• Figure record extracts:
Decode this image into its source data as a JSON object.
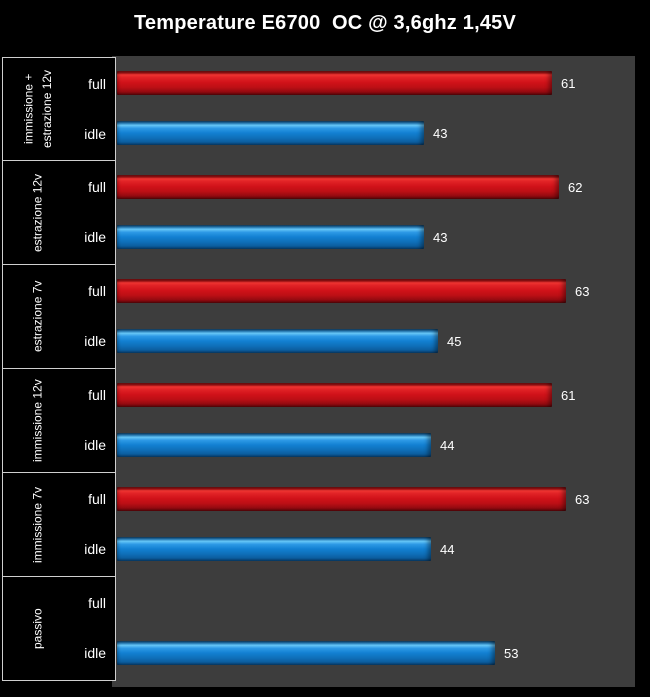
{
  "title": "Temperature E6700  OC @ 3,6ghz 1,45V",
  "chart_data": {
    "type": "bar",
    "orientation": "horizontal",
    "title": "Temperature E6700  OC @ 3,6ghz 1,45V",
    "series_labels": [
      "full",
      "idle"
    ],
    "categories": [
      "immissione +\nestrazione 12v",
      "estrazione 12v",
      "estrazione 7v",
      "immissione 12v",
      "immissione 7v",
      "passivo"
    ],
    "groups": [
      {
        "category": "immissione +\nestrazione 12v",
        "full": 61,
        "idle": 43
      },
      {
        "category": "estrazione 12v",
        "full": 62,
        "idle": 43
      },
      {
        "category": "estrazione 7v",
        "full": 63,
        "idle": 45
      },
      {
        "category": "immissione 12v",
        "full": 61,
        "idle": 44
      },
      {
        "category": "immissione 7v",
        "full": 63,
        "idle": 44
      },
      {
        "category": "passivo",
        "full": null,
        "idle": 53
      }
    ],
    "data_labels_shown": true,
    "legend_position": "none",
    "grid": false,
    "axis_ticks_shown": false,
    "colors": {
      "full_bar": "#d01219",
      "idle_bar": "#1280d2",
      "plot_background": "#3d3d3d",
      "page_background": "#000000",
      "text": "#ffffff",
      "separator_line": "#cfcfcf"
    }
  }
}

---

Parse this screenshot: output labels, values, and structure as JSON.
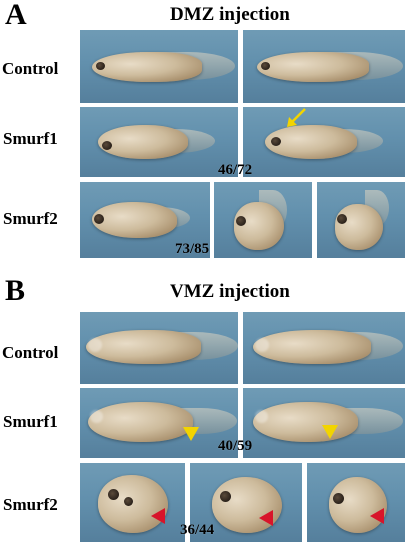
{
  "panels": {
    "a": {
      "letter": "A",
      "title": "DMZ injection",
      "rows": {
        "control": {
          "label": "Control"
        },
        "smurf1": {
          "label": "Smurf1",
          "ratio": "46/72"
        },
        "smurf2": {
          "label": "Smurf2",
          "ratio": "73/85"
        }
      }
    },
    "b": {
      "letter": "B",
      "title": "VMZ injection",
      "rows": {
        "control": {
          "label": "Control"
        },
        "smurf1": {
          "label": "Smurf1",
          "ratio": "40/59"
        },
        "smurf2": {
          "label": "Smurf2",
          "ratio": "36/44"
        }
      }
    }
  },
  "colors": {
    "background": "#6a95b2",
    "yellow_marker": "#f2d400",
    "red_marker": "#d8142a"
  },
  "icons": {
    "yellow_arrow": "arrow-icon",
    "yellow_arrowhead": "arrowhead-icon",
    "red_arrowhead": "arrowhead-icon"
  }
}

==

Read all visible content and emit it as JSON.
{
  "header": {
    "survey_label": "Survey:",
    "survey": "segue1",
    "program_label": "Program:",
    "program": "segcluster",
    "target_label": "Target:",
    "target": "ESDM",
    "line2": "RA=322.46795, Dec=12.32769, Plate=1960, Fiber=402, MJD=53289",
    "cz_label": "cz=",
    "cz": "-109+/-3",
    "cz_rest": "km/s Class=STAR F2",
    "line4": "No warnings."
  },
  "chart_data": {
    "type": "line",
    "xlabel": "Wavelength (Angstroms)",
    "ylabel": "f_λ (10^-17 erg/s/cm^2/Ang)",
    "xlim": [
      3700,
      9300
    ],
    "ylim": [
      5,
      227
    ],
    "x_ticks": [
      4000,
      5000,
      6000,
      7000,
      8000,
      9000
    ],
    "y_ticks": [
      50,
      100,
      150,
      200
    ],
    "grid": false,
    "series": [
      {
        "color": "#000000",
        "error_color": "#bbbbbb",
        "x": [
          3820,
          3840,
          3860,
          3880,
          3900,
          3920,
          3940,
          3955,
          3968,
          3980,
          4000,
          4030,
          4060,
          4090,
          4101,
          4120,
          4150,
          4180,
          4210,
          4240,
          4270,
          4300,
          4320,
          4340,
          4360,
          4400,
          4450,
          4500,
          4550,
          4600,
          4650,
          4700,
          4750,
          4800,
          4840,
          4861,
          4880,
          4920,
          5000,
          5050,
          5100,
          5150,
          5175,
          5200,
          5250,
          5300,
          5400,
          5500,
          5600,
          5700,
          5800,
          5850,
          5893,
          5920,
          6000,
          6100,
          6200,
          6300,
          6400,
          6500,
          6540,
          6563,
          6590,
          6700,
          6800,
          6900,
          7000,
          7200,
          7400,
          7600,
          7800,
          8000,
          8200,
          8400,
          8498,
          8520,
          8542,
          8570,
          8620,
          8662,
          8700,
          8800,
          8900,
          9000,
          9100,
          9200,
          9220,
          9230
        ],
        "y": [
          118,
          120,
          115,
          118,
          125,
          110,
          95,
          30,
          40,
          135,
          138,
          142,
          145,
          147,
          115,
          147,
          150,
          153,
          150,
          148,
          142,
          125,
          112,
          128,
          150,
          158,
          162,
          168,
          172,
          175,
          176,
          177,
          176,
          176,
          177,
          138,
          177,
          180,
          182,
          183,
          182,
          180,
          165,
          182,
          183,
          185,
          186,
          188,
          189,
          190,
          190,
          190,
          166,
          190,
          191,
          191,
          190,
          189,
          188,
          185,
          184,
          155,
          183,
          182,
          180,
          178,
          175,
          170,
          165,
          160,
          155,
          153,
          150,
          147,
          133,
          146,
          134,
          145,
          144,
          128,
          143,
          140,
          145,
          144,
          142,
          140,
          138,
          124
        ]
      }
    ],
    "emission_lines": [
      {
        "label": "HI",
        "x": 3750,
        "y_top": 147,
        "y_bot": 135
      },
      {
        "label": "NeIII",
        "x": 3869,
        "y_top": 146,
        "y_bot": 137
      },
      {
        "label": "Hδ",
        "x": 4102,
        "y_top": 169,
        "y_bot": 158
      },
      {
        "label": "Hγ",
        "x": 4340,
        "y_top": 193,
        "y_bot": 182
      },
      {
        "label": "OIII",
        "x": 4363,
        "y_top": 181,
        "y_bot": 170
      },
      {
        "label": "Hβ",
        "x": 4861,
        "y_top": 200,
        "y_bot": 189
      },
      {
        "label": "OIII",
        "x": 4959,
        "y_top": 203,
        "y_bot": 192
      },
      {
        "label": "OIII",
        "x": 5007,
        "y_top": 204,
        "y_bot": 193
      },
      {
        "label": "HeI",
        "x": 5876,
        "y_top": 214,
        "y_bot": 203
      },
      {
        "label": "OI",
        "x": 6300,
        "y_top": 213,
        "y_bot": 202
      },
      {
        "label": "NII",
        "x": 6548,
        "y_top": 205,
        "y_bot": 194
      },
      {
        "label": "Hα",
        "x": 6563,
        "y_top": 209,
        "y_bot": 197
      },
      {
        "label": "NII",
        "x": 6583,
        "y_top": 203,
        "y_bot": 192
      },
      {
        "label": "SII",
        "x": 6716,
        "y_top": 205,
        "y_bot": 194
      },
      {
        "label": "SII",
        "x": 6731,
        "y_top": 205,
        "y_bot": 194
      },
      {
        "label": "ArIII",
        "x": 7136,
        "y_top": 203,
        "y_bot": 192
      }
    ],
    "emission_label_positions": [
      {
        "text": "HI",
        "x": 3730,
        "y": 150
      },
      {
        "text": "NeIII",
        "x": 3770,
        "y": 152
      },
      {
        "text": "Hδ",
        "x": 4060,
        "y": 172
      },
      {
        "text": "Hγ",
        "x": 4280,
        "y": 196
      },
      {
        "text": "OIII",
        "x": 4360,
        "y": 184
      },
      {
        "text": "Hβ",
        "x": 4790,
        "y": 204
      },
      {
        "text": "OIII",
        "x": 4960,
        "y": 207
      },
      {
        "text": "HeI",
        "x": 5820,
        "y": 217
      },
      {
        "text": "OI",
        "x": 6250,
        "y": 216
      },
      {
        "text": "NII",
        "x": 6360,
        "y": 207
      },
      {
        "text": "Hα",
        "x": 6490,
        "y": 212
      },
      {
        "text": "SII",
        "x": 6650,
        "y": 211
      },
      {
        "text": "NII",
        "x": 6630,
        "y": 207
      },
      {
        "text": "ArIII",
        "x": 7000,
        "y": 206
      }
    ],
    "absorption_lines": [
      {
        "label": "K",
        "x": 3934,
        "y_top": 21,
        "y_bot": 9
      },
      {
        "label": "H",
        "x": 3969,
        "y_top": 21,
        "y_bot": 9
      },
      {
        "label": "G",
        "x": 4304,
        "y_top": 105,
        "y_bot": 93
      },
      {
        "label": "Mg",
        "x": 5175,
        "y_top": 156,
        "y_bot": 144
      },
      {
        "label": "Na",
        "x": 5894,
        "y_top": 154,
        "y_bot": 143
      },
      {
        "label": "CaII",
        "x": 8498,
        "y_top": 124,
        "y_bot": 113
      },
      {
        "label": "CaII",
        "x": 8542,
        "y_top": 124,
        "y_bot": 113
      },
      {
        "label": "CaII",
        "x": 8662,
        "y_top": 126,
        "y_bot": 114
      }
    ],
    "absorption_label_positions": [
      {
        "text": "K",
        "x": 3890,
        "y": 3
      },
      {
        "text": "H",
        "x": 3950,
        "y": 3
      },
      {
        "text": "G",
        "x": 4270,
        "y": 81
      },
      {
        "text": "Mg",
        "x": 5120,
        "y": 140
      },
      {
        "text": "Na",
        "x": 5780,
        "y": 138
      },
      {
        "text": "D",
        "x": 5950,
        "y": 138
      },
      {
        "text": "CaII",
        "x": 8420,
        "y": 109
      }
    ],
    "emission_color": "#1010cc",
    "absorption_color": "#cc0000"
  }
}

• What to produce: In the entries above, find lines with "JSON" and copy each.

• Output for this task:
Decode this image into its source data as a JSON object.
Parse this screenshot: output labels, values, and structure as JSON.
Read all visible content and emit it as JSON.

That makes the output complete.